• _CHALLENGE_
Write out each entry again. Keep every word exactly as it is.
──────── INFORMATION SUPPLIED ────────
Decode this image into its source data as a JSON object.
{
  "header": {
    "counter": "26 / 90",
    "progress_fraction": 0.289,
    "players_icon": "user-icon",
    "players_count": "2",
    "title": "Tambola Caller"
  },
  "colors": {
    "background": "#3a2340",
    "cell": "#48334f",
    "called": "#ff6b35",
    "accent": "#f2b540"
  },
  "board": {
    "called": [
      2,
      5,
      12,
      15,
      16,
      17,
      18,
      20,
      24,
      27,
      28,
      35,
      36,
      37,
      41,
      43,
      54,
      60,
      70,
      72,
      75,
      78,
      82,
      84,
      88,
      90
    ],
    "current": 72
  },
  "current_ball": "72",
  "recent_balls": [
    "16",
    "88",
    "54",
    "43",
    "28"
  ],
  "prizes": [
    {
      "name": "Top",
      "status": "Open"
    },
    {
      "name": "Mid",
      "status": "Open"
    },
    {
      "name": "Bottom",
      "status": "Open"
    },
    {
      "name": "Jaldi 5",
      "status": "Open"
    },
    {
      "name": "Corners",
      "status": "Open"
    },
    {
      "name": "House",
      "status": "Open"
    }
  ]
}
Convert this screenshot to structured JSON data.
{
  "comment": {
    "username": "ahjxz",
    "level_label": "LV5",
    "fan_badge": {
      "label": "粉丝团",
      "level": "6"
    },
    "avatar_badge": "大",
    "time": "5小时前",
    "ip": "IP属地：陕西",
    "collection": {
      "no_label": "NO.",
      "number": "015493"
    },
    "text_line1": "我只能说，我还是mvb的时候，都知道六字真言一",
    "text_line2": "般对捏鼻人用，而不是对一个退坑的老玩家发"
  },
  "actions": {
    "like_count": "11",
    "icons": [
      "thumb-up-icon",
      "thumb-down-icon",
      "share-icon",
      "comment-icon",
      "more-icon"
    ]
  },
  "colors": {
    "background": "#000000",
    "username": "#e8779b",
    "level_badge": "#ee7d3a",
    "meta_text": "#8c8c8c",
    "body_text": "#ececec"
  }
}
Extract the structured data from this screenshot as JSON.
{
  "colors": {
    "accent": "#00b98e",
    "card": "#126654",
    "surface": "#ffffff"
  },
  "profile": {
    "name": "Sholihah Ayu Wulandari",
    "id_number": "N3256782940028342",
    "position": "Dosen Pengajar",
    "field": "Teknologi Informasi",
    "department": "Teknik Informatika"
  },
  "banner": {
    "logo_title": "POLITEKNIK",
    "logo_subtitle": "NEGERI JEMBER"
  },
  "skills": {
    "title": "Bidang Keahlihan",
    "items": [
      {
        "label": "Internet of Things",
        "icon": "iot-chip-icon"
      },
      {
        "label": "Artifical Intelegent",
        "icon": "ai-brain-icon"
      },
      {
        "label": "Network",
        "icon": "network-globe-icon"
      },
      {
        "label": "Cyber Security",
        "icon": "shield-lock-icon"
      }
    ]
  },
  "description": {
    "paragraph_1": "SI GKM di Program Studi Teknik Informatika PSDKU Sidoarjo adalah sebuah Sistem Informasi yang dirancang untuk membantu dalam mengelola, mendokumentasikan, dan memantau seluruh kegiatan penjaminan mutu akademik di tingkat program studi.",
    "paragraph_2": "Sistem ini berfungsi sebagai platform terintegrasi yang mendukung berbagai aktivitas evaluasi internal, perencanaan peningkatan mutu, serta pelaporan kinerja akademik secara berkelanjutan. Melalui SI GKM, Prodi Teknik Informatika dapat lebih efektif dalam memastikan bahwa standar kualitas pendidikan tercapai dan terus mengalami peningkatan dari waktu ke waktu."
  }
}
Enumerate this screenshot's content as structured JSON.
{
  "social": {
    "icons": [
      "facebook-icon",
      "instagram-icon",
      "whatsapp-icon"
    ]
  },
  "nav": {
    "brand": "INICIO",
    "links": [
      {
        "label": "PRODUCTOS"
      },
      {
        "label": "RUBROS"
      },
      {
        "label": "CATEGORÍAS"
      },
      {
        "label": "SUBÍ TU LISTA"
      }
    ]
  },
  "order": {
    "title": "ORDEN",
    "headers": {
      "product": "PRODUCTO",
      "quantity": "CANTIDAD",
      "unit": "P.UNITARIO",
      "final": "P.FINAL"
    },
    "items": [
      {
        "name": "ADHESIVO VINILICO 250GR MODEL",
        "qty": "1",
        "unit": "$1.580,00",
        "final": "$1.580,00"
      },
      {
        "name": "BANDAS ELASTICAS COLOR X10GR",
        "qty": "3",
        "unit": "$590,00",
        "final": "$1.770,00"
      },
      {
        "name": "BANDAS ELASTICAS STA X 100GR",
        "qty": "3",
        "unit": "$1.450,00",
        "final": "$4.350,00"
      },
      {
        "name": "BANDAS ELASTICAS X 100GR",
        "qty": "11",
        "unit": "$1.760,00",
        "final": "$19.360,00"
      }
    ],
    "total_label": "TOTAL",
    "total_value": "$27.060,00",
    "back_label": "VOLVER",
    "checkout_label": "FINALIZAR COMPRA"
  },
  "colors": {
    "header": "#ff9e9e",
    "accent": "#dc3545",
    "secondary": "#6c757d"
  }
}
────────
• _FINISHED ANSWER_
Decode this image into its source data as a JSON object.
{
  "header": {
    "counter": "26 / 90",
    "progress_fraction": 0.289,
    "players_icon": "user-icon",
    "players_count": "2",
    "title": "Tambola Caller"
  },
  "colors": {
    "background": "#3a2340",
    "cell": "#48334f",
    "called": "#ff6b35",
    "accent": "#f2b540"
  },
  "board": {
    "called": [
      2,
      5,
      12,
      15,
      16,
      17,
      18,
      20,
      24,
      27,
      28,
      35,
      36,
      37,
      41,
      43,
      54,
      60,
      70,
      72,
      75,
      78,
      82,
      84,
      88,
      90
    ],
    "current": 72
  },
  "current_ball": "72",
  "recent_balls": [
    "16",
    "88",
    "54",
    "43",
    "28"
  ],
  "prizes": [
    {
      "name": "Top",
      "status": "Open"
    },
    {
      "name": "Mid",
      "status": "Open"
    },
    {
      "name": "Bottom",
      "status": "Open"
    },
    {
      "name": "Jaldi 5",
      "status": "Open"
    },
    {
      "name": "Corners",
      "status": "Open"
    },
    {
      "name": "House",
      "status": "Open"
    }
  ]
}
Convert this screenshot to structured JSON data.
{
  "comment": {
    "username": "ahjxz",
    "level_label": "LV5",
    "fan_badge": {
      "label": "粉丝团",
      "level": "6"
    },
    "avatar_badge": "大",
    "time": "5小时前",
    "ip": "IP属地：陕西",
    "collection": {
      "no_label": "NO.",
      "number": "015493"
    },
    "text_line1": "我只能说，我还是mvb的时候，都知道六字真言一",
    "text_line2": "般对捏鼻人用，而不是对一个退坑的老玩家发"
  },
  "actions": {
    "like_count": "11",
    "icons": [
      "thumb-up-icon",
      "thumb-down-icon",
      "share-icon",
      "comment-icon",
      "more-icon"
    ]
  },
  "colors": {
    "background": "#000000",
    "username": "#e8779b",
    "level_badge": "#ee7d3a",
    "meta_text": "#8c8c8c",
    "body_text": "#ececec"
  }
}
Extract the structured data from this screenshot as JSON.
{
  "colors": {
    "accent": "#00b98e",
    "card": "#126654",
    "surface": "#ffffff"
  },
  "profile": {
    "name": "Sholihah Ayu Wulandari",
    "id_number": "N3256782940028342",
    "position": "Dosen Pengajar",
    "field": "Teknologi Informasi",
    "department": "Teknik Informatika"
  },
  "banner": {
    "logo_title": "POLITEKNIK",
    "logo_subtitle": "NEGERI JEMBER"
  },
  "skills": {
    "title": "Bidang Keahlihan",
    "items": [
      {
        "label": "Internet of Things",
        "icon": "iot-chip-icon"
      },
      {
        "label": "Artifical Intelegent",
        "icon": "ai-brain-icon"
      },
      {
        "label": "Network",
        "icon": "network-globe-icon"
      },
      {
        "label": "Cyber Security",
        "icon": "shield-lock-icon"
      }
    ]
  },
  "description": {
    "paragraph_1": "SI GKM di Program Studi Teknik Informatika PSDKU Sidoarjo adalah sebuah Sistem Informasi yang dirancang untuk membantu dalam mengelola, mendokumentasikan, dan memantau seluruh kegiatan penjaminan mutu akademik di tingkat program studi.",
    "paragraph_2": "Sistem ini berfungsi sebagai platform terintegrasi yang mendukung berbagai aktivitas evaluasi internal, perencanaan peningkatan mutu, serta pelaporan kinerja akademik secara berkelanjutan. Melalui SI GKM, Prodi Teknik Informatika dapat lebih efektif dalam memastikan bahwa standar kualitas pendidikan tercapai dan terus mengalami peningkatan dari waktu ke waktu."
  }
}
Enumerate this screenshot's content as structured JSON.
{
  "social": {
    "icons": [
      "facebook-icon",
      "instagram-icon",
      "whatsapp-icon"
    ]
  },
  "nav": {
    "brand": "INICIO",
    "links": [
      {
        "label": "PRODUCTOS"
      },
      {
        "label": "RUBROS"
      },
      {
        "label": "CATEGORÍAS"
      },
      {
        "label": "SUBÍ TU LISTA"
      }
    ]
  },
  "order": {
    "title": "ORDEN",
    "headers": {
      "product": "PRODUCTO",
      "quantity": "CANTIDAD",
      "unit": "P.UNITARIO",
      "final": "P.FINAL"
    },
    "items": [
      {
        "name": "ADHESIVO VINILICO 250GR MODEL",
        "qty": "1",
        "unit": "$1.580,00",
        "final": "$1.580,00"
      },
      {
        "name": "BANDAS ELASTICAS COLOR X10GR",
        "qty": "3",
        "unit": "$590,00",
        "final": "$1.770,00"
      },
      {
        "name": "BANDAS ELASTICAS STA X 100GR",
        "qty": "3",
        "unit": "$1.450,00",
        "final": "$4.350,00"
      },
      {
        "name": "BANDAS ELASTICAS X 100GR",
        "qty": "11",
        "unit": "$1.760,00",
        "final": "$19.360,00"
      }
    ],
    "total_label": "TOTAL",
    "total_value": "$27.060,00",
    "back_label": "VOLVER",
    "checkout_label": "FINALIZAR COMPRA"
  },
  "colors": {
    "header": "#ff9e9e",
    "accent": "#dc3545",
    "secondary": "#6c757d"
  }
}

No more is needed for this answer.